- AIM -
Output the material below in its entirety, exactly as given.

- DATA EXCERPTS -

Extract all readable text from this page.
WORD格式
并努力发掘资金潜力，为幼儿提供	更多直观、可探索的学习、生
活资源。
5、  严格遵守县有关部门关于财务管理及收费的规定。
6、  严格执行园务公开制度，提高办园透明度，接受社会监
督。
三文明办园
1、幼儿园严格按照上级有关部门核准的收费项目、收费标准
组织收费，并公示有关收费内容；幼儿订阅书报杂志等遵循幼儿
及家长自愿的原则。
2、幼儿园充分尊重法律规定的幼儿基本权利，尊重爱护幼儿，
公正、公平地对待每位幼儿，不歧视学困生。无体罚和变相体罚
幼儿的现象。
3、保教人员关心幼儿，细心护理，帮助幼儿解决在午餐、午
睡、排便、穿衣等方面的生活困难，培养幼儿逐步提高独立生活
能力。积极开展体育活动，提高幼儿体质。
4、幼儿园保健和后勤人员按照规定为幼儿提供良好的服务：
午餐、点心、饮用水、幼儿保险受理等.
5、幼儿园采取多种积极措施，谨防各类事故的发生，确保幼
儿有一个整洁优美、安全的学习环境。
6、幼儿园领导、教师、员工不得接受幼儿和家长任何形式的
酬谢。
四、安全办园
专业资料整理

- THE OUTPUT -
Extract all readable text from this page.
WORD格式
并努力发掘资金潜力，为幼儿提供	更多直观、可探索的学习、生
活资源。
5、  严格遵守县有关部门关于财务管理及收费的规定。
6、  严格执行园务公开制度，提高办园透明度，接受社会监
督。
三文明办园
1、幼儿园严格按照上级有关部门核准的收费项目、收费标准
组织收费，并公示有关收费内容；幼儿订阅书报杂志等遵循幼儿
及家长自愿的原则。
2、幼儿园充分尊重法律规定的幼儿基本权利，尊重爱护幼儿，
公正、公平地对待每位幼儿，不歧视学困生。无体罚和变相体罚
幼儿的现象。
3、保教人员关心幼儿，细心护理，帮助幼儿解决在午餐、午
睡、排便、穿衣等方面的生活困难，培养幼儿逐步提高独立生活
能力。积极开展体育活动，提高幼儿体质。
4、幼儿园保健和后勤人员按照规定为幼儿提供良好的服务：
午餐、点心、饮用水、幼儿保险受理等.
5、幼儿园采取多种积极措施，谨防各类事故的发生，确保幼
儿有一个整洁优美、安全的学习环境。
6、幼儿园领导、教师、员工不得接受幼儿和家长任何形式的
酬谢。
四、安全办园
专业资料整理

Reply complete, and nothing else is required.